*TASK GOAL*: Spot every line with the word "Plata" and return it.

*DATA SECTION*:

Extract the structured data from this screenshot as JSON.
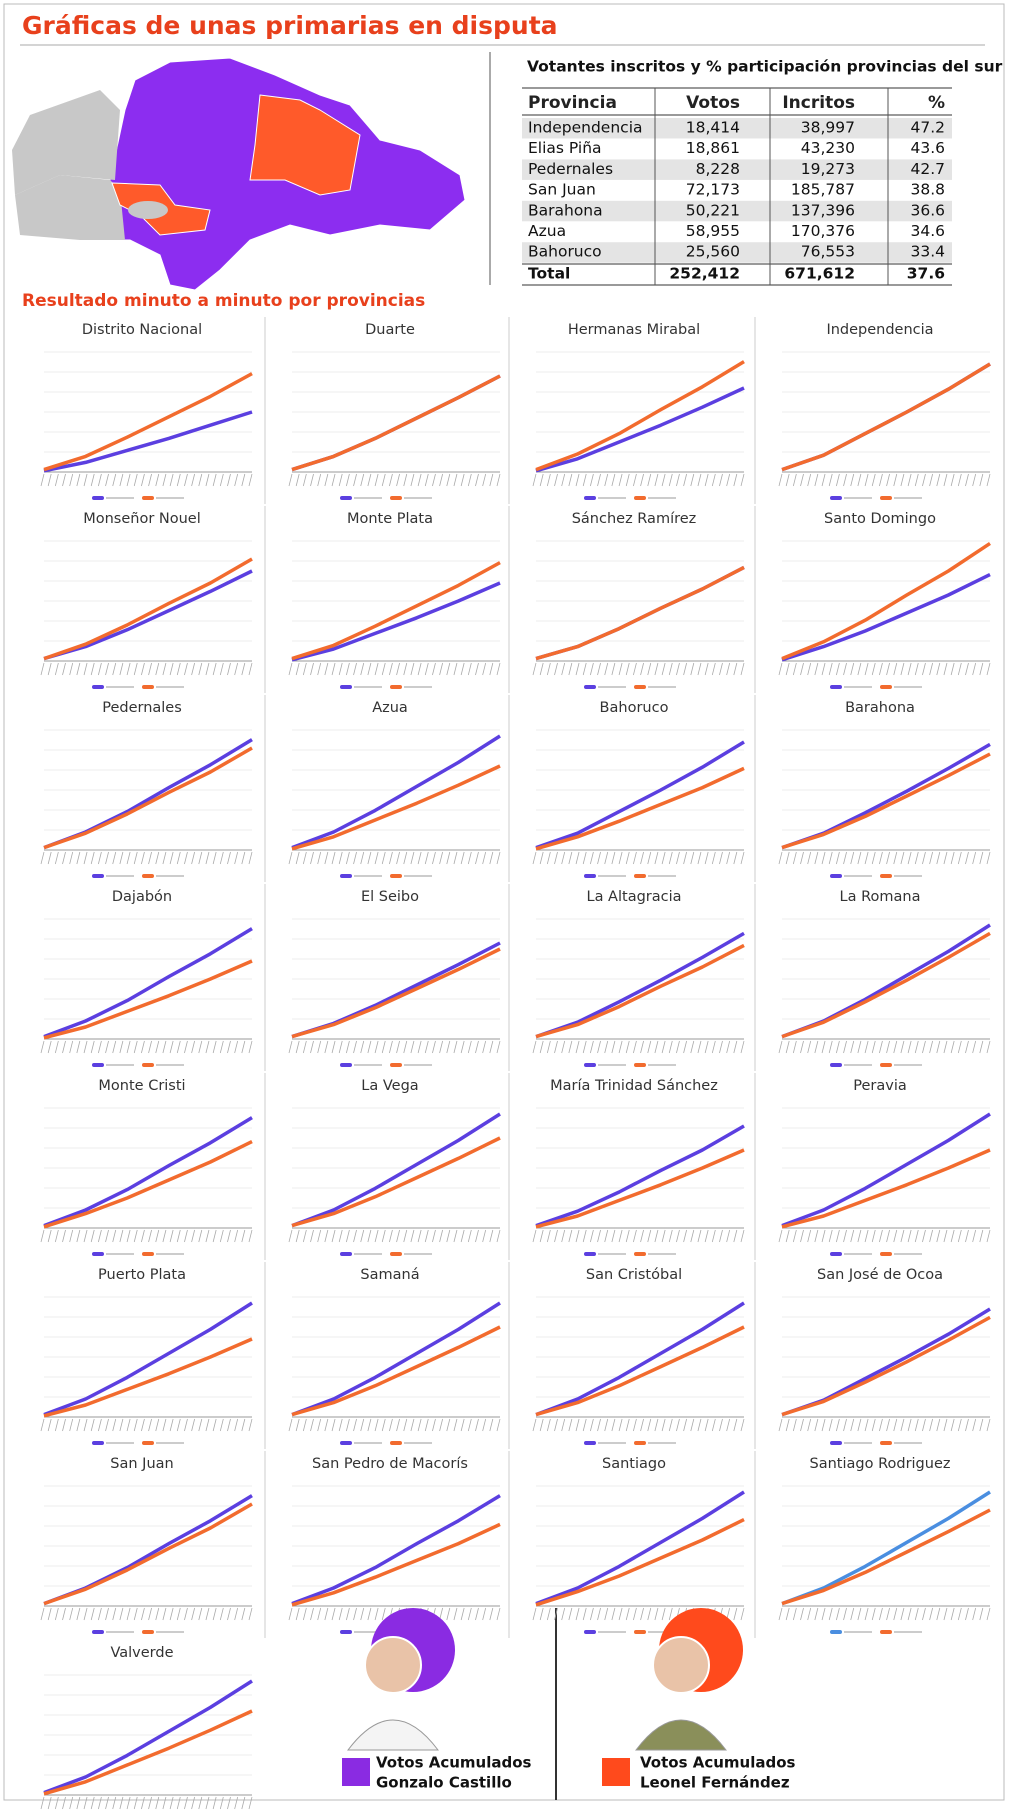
{
  "title": "Gráficas de unas primarias en disputa",
  "table": {
    "title": "Votantes inscritos y % participación provincias del sur",
    "header": [
      "Provincia",
      "Votos",
      "Incritos",
      "%"
    ],
    "rows": [
      [
        "Independencia",
        "18,414",
        "38,997",
        "47.2"
      ],
      [
        "Elias Piña",
        "18,861",
        "43,230",
        "43.6"
      ],
      [
        "Pedernales",
        "8,228",
        "19,273",
        "42.7"
      ],
      [
        "San Juan",
        "72,173",
        "185,787",
        "38.8"
      ],
      [
        "Barahona",
        "50,221",
        "137,396",
        "36.6"
      ],
      [
        "Azua",
        "58,955",
        "170,376",
        "34.6"
      ],
      [
        "Bahoruco",
        "25,560",
        "76,553",
        "33.4"
      ]
    ],
    "total": [
      "Total",
      "252,412",
      "671,612",
      "37.6"
    ]
  },
  "subtitle": "Resultado minuto a minuto por provincias",
  "chart_data": [
    {
      "type": "line",
      "title": "Distrito Nacional",
      "ylim": [
        0,
        100
      ],
      "series": [
        {
          "color": "#5b3fe0",
          "values": [
            1,
            8,
            18,
            28,
            39,
            50
          ]
        },
        {
          "color": "#f26b2e",
          "values": [
            2,
            13,
            29,
            46,
            63,
            82
          ]
        }
      ]
    },
    {
      "type": "line",
      "title": "Duarte",
      "ylim": [
        0,
        100
      ],
      "series": [
        {
          "color": "#5b3fe0",
          "values": [
            2,
            13,
            28,
            45,
            62,
            80
          ]
        },
        {
          "color": "#f26b2e",
          "values": [
            2,
            13,
            28,
            45,
            62,
            80
          ]
        }
      ]
    },
    {
      "type": "line",
      "title": "Hermanas Mirabal",
      "ylim": [
        0,
        100
      ],
      "series": [
        {
          "color": "#5b3fe0",
          "values": [
            1,
            11,
            25,
            39,
            54,
            70
          ]
        },
        {
          "color": "#f26b2e",
          "values": [
            2,
            15,
            32,
            52,
            71,
            92
          ]
        }
      ]
    },
    {
      "type": "line",
      "title": "Independencia",
      "ylim": [
        0,
        100
      ],
      "series": [
        {
          "color": "#5b3fe0",
          "values": [
            2,
            14,
            32,
            50,
            69,
            90
          ]
        },
        {
          "color": "#f26b2e",
          "values": [
            2,
            14,
            32,
            50,
            69,
            90
          ]
        }
      ]
    },
    {
      "type": "line",
      "title": "Monseñor Nouel",
      "ylim": [
        0,
        100
      ],
      "series": [
        {
          "color": "#5b3fe0",
          "values": [
            2,
            12,
            26,
            42,
            58,
            75
          ]
        },
        {
          "color": "#f26b2e",
          "values": [
            2,
            14,
            30,
            48,
            65,
            85
          ]
        }
      ]
    },
    {
      "type": "line",
      "title": "Monte Plata",
      "ylim": [
        0,
        100
      ],
      "series": [
        {
          "color": "#5b3fe0",
          "values": [
            1,
            10,
            23,
            36,
            50,
            65
          ]
        },
        {
          "color": "#f26b2e",
          "values": [
            2,
            13,
            29,
            46,
            63,
            82
          ]
        }
      ]
    },
    {
      "type": "line",
      "title": "Sánchez Ramírez",
      "ylim": [
        0,
        100
      ],
      "series": [
        {
          "color": "#5b3fe0",
          "values": [
            2,
            12,
            27,
            44,
            60,
            78
          ]
        },
        {
          "color": "#f26b2e",
          "values": [
            2,
            12,
            27,
            44,
            60,
            78
          ]
        }
      ]
    },
    {
      "type": "line",
      "title": "Santo Domingo",
      "ylim": [
        0,
        100
      ],
      "series": [
        {
          "color": "#5b3fe0",
          "values": [
            1,
            12,
            25,
            40,
            55,
            72
          ]
        },
        {
          "color": "#f26b2e",
          "values": [
            2,
            16,
            34,
            55,
            75,
            98
          ]
        }
      ]
    },
    {
      "type": "line",
      "title": "Pedernales",
      "ylim": [
        0,
        100
      ],
      "series": [
        {
          "color": "#5b3fe0",
          "values": [
            2,
            15,
            32,
            52,
            71,
            92
          ]
        },
        {
          "color": "#f26b2e",
          "values": [
            2,
            14,
            30,
            48,
            65,
            85
          ]
        }
      ]
    },
    {
      "type": "line",
      "title": "Azua",
      "ylim": [
        0,
        100
      ],
      "series": [
        {
          "color": "#5b3fe0",
          "values": [
            2,
            15,
            33,
            53,
            73,
            95
          ]
        },
        {
          "color": "#f26b2e",
          "values": [
            1,
            11,
            25,
            39,
            54,
            70
          ]
        }
      ]
    },
    {
      "type": "line",
      "title": "Bahoruco",
      "ylim": [
        0,
        100
      ],
      "series": [
        {
          "color": "#5b3fe0",
          "values": [
            2,
            14,
            32,
            50,
            69,
            90
          ]
        },
        {
          "color": "#f26b2e",
          "values": [
            1,
            11,
            24,
            38,
            52,
            68
          ]
        }
      ]
    },
    {
      "type": "line",
      "title": "Barahona",
      "ylim": [
        0,
        100
      ],
      "series": [
        {
          "color": "#5b3fe0",
          "values": [
            2,
            14,
            31,
            49,
            68,
            88
          ]
        },
        {
          "color": "#f26b2e",
          "values": [
            2,
            13,
            28,
            45,
            62,
            80
          ]
        }
      ]
    },
    {
      "type": "line",
      "title": "Dajabón",
      "ylim": [
        0,
        100
      ],
      "series": [
        {
          "color": "#5b3fe0",
          "values": [
            2,
            15,
            32,
            52,
            71,
            92
          ]
        },
        {
          "color": "#f26b2e",
          "values": [
            1,
            10,
            23,
            36,
            50,
            65
          ]
        }
      ]
    },
    {
      "type": "line",
      "title": "El Seibo",
      "ylim": [
        0,
        100
      ],
      "series": [
        {
          "color": "#5b3fe0",
          "values": [
            2,
            13,
            28,
            45,
            62,
            80
          ]
        },
        {
          "color": "#f26b2e",
          "values": [
            2,
            12,
            26,
            42,
            58,
            75
          ]
        }
      ]
    },
    {
      "type": "line",
      "title": "La Altagracia",
      "ylim": [
        0,
        100
      ],
      "series": [
        {
          "color": "#5b3fe0",
          "values": [
            2,
            14,
            31,
            49,
            68,
            88
          ]
        },
        {
          "color": "#f26b2e",
          "values": [
            2,
            12,
            27,
            44,
            60,
            78
          ]
        }
      ]
    },
    {
      "type": "line",
      "title": "La Romana",
      "ylim": [
        0,
        100
      ],
      "series": [
        {
          "color": "#5b3fe0",
          "values": [
            2,
            15,
            33,
            53,
            73,
            95
          ]
        },
        {
          "color": "#f26b2e",
          "values": [
            2,
            14,
            31,
            49,
            68,
            88
          ]
        }
      ]
    },
    {
      "type": "line",
      "title": "Monte Cristi",
      "ylim": [
        0,
        100
      ],
      "series": [
        {
          "color": "#5b3fe0",
          "values": [
            2,
            15,
            32,
            52,
            71,
            92
          ]
        },
        {
          "color": "#f26b2e",
          "values": [
            1,
            12,
            25,
            40,
            55,
            72
          ]
        }
      ]
    },
    {
      "type": "line",
      "title": "La Vega",
      "ylim": [
        0,
        100
      ],
      "series": [
        {
          "color": "#5b3fe0",
          "values": [
            2,
            15,
            33,
            53,
            73,
            95
          ]
        },
        {
          "color": "#f26b2e",
          "values": [
            2,
            12,
            26,
            42,
            58,
            75
          ]
        }
      ]
    },
    {
      "type": "line",
      "title": "María Trinidad Sánchez",
      "ylim": [
        0,
        100
      ],
      "series": [
        {
          "color": "#5b3fe0",
          "values": [
            2,
            14,
            30,
            48,
            65,
            85
          ]
        },
        {
          "color": "#f26b2e",
          "values": [
            1,
            10,
            23,
            36,
            50,
            65
          ]
        }
      ]
    },
    {
      "type": "line",
      "title": "Peravia",
      "ylim": [
        0,
        100
      ],
      "series": [
        {
          "color": "#5b3fe0",
          "values": [
            2,
            15,
            33,
            53,
            73,
            95
          ]
        },
        {
          "color": "#f26b2e",
          "values": [
            1,
            10,
            23,
            36,
            50,
            65
          ]
        }
      ]
    },
    {
      "type": "line",
      "title": "Puerto Plata",
      "ylim": [
        0,
        100
      ],
      "series": [
        {
          "color": "#5b3fe0",
          "values": [
            2,
            15,
            33,
            53,
            73,
            95
          ]
        },
        {
          "color": "#f26b2e",
          "values": [
            1,
            10,
            23,
            36,
            50,
            65
          ]
        }
      ]
    },
    {
      "type": "line",
      "title": "Samaná",
      "ylim": [
        0,
        100
      ],
      "series": [
        {
          "color": "#5b3fe0",
          "values": [
            2,
            15,
            33,
            53,
            73,
            95
          ]
        },
        {
          "color": "#f26b2e",
          "values": [
            2,
            12,
            26,
            42,
            58,
            75
          ]
        }
      ]
    },
    {
      "type": "line",
      "title": "San Cristóbal",
      "ylim": [
        0,
        100
      ],
      "series": [
        {
          "color": "#5b3fe0",
          "values": [
            2,
            15,
            33,
            53,
            73,
            95
          ]
        },
        {
          "color": "#f26b2e",
          "values": [
            2,
            12,
            26,
            42,
            58,
            75
          ]
        }
      ]
    },
    {
      "type": "line",
      "title": "San José de Ocoa",
      "ylim": [
        0,
        100
      ],
      "series": [
        {
          "color": "#5b3fe0",
          "values": [
            2,
            14,
            32,
            50,
            69,
            90
          ]
        },
        {
          "color": "#f26b2e",
          "values": [
            2,
            13,
            29,
            46,
            64,
            83
          ]
        }
      ]
    },
    {
      "type": "line",
      "title": "San Juan",
      "ylim": [
        0,
        100
      ],
      "series": [
        {
          "color": "#5b3fe0",
          "values": [
            2,
            15,
            32,
            52,
            71,
            92
          ]
        },
        {
          "color": "#f26b2e",
          "values": [
            2,
            14,
            30,
            48,
            65,
            85
          ]
        }
      ]
    },
    {
      "type": "line",
      "title": "San Pedro de Macorís",
      "ylim": [
        0,
        100
      ],
      "series": [
        {
          "color": "#5b3fe0",
          "values": [
            2,
            15,
            32,
            52,
            71,
            92
          ]
        },
        {
          "color": "#f26b2e",
          "values": [
            1,
            11,
            24,
            38,
            52,
            68
          ]
        }
      ]
    },
    {
      "type": "line",
      "title": "Santiago",
      "ylim": [
        0,
        100
      ],
      "series": [
        {
          "color": "#5b3fe0",
          "values": [
            2,
            15,
            33,
            53,
            73,
            95
          ]
        },
        {
          "color": "#f26b2e",
          "values": [
            1,
            12,
            25,
            40,
            55,
            72
          ]
        }
      ]
    },
    {
      "type": "line",
      "title": "Santiago Rodriguez",
      "ylim": [
        0,
        100
      ],
      "series": [
        {
          "color": "#4a8ee0",
          "values": [
            2,
            15,
            33,
            53,
            73,
            95
          ]
        },
        {
          "color": "#f26b2e",
          "values": [
            2,
            13,
            28,
            45,
            62,
            80
          ]
        }
      ]
    },
    {
      "type": "line",
      "title": "Valverde",
      "ylim": [
        0,
        100
      ],
      "series": [
        {
          "color": "#5b3fe0",
          "values": [
            2,
            15,
            33,
            53,
            73,
            95
          ]
        },
        {
          "color": "#f26b2e",
          "values": [
            1,
            11,
            25,
            39,
            54,
            70
          ]
        }
      ]
    }
  ],
  "legend": [
    {
      "line1": "Votos Acumulados",
      "line2": "Gonzalo Castillo",
      "color": "#8a2be2"
    },
    {
      "line1": "Votos Acumulados",
      "line2": "Leonel Fernández",
      "color": "#ff4a1c"
    }
  ]
}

*RESPONSE TO THIS TASK*:
      "title": "Monte Plata",
      "title": "Puerto Plata",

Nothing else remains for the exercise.